- THE RECORDS -
######
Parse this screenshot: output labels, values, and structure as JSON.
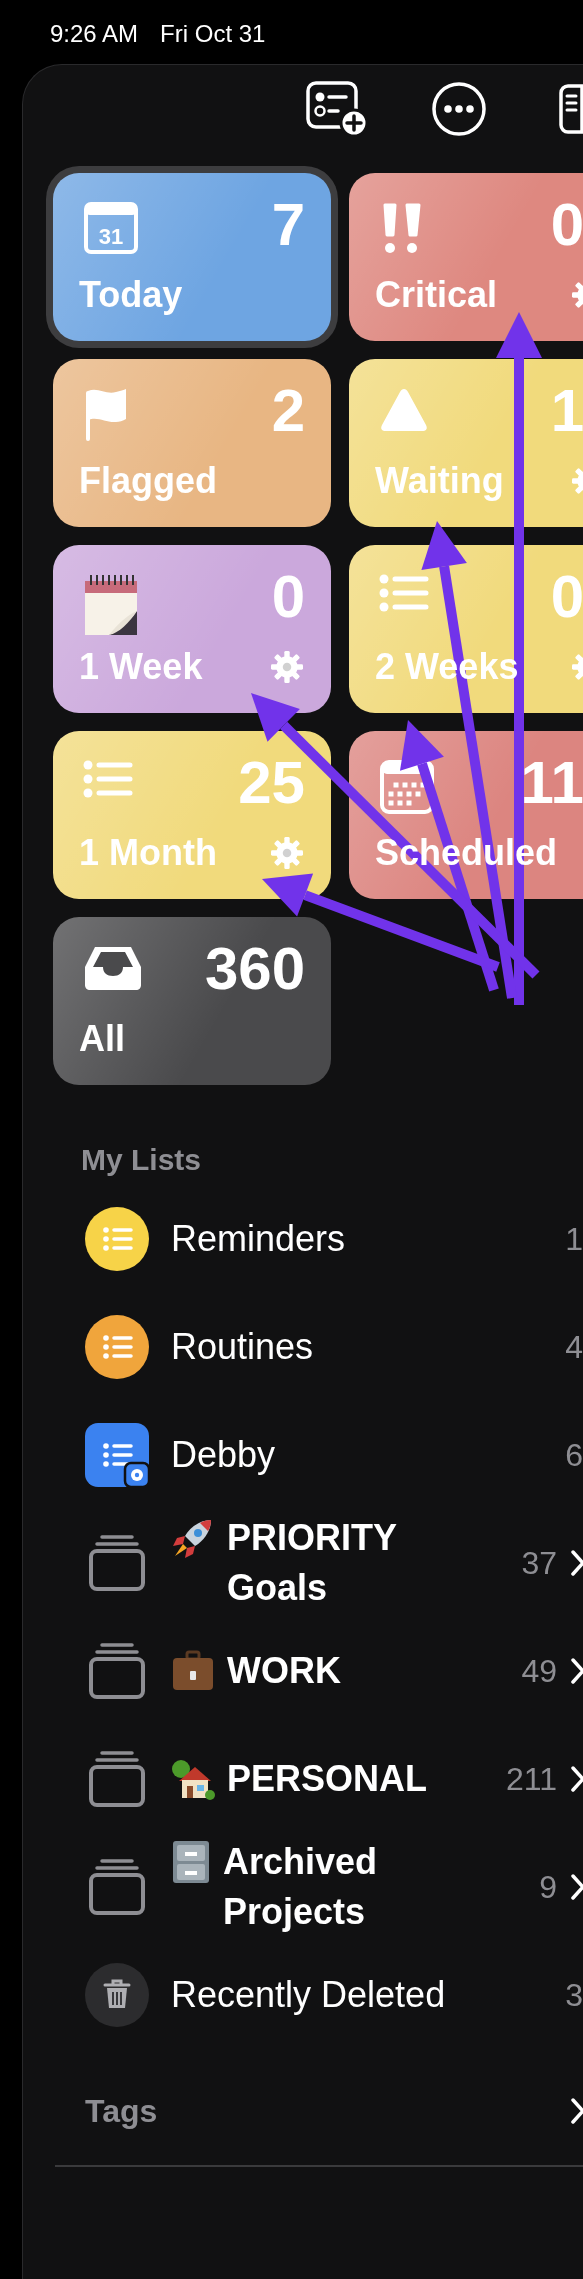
{
  "status_bar": {
    "time": "9:26 AM",
    "date": "Fri Oct 31"
  },
  "toolbar": [
    {
      "kind": "add-list"
    },
    {
      "kind": "more"
    },
    {
      "kind": "sidebar"
    }
  ],
  "smart_lists": [
    {
      "label": "Today",
      "count": "7",
      "icon_label": "31",
      "color": "#6ea5e2",
      "selected": true,
      "settings": false
    },
    {
      "label": "Critical",
      "count": "0",
      "color": "#de8880",
      "selected": false,
      "settings": true
    },
    {
      "label": "Flagged",
      "count": "2",
      "color": "#e8b683",
      "selected": false,
      "settings": false
    },
    {
      "label": "Waiting",
      "count": "1",
      "color": "#f1da7c",
      "selected": false,
      "settings": true
    },
    {
      "label": "1 Week",
      "count": "0",
      "color": "#cba8dc",
      "selected": false,
      "settings": true
    },
    {
      "label": "2 Weeks",
      "count": "0",
      "color": "#f1da7c",
      "selected": false,
      "settings": true
    },
    {
      "label": "1 Month",
      "count": "25",
      "color": "#f1da7c",
      "selected": false,
      "settings": true
    },
    {
      "label": "Scheduled",
      "count": "11",
      "color": "#dc8580",
      "selected": false,
      "settings": false
    },
    {
      "label": "All",
      "count": "360",
      "color": "#4a4a4c",
      "selected": false,
      "settings": false
    }
  ],
  "my_lists": {
    "title": "My Lists",
    "items": [
      {
        "kind": "list",
        "color": "#f7d348",
        "name": "Reminders",
        "count": "1",
        "chevron": false
      },
      {
        "kind": "list",
        "color": "#f0a53c",
        "name": "Routines",
        "count": "4",
        "chevron": false
      },
      {
        "kind": "shared",
        "color": "#3b82f0",
        "name": "Debby",
        "count": "6",
        "chevron": false
      },
      {
        "kind": "folder",
        "name": "PRIORITY Goals",
        "count": "37",
        "chevron": true
      },
      {
        "kind": "folder",
        "name": "WORK",
        "count": "49",
        "chevron": true
      },
      {
        "kind": "folder",
        "name": "PERSONAL",
        "count": "211",
        "chevron": true
      },
      {
        "kind": "folder",
        "name": "Archived Projects",
        "count": "9",
        "chevron": true
      },
      {
        "kind": "trash",
        "name": "Recently Deleted",
        "count": "3",
        "chevron": false
      }
    ]
  },
  "tags": {
    "title": "Tags",
    "chevron": true
  }
}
######
- STATED PROBLEM -
Pictures are to be left out; all else in the entries above is to be quoted exactly.

- RESPONSE -
Parse this screenshot: output labels, values, and structure as JSON.
{
  "status_bar": {
    "time": "9:26 AM",
    "date": "Fri Oct 31"
  },
  "toolbar": [
    {
      "kind": "add-list"
    },
    {
      "kind": "more"
    },
    {
      "kind": "sidebar"
    }
  ],
  "smart_lists": [
    {
      "label": "Today",
      "count": "7",
      "icon_label": "31",
      "color": "#6ea5e2",
      "selected": true,
      "settings": false
    },
    {
      "label": "Critical",
      "count": "0",
      "color": "#de8880",
      "selected": false,
      "settings": true
    },
    {
      "label": "Flagged",
      "count": "2",
      "color": "#e8b683",
      "selected": false,
      "settings": false
    },
    {
      "label": "Waiting",
      "count": "1",
      "color": "#f1da7c",
      "selected": false,
      "settings": true
    },
    {
      "label": "1 Week",
      "count": "0",
      "color": "#cba8dc",
      "selected": false,
      "settings": true
    },
    {
      "label": "2 Weeks",
      "count": "0",
      "color": "#f1da7c",
      "selected": false,
      "settings": true
    },
    {
      "label": "1 Month",
      "count": "25",
      "color": "#f1da7c",
      "selected": false,
      "settings": true
    },
    {
      "label": "Scheduled",
      "count": "11",
      "color": "#dc8580",
      "selected": false,
      "settings": false
    },
    {
      "label": "All",
      "count": "360",
      "color": "#4a4a4c",
      "selected": false,
      "settings": false
    }
  ],
  "my_lists": {
    "title": "My Lists",
    "items": [
      {
        "kind": "list",
        "color": "#f7d348",
        "name": "Reminders",
        "count": "1",
        "chevron": false
      },
      {
        "kind": "list",
        "color": "#f0a53c",
        "name": "Routines",
        "count": "4",
        "chevron": false
      },
      {
        "kind": "shared",
        "color": "#3b82f0",
        "name": "Debby",
        "count": "6",
        "chevron": false
      },
      {
        "kind": "folder",
        "name": "PRIORITY Goals",
        "count": "37",
        "chevron": true
      },
      {
        "kind": "folder",
        "name": "WORK",
        "count": "49",
        "chevron": true
      },
      {
        "kind": "folder",
        "name": "PERSONAL",
        "count": "211",
        "chevron": true
      },
      {
        "kind": "folder",
        "name": "Archived Projects",
        "count": "9",
        "chevron": true
      },
      {
        "kind": "trash",
        "name": "Recently Deleted",
        "count": "3",
        "chevron": false
      }
    ]
  },
  "tags": {
    "title": "Tags",
    "chevron": true
  }
}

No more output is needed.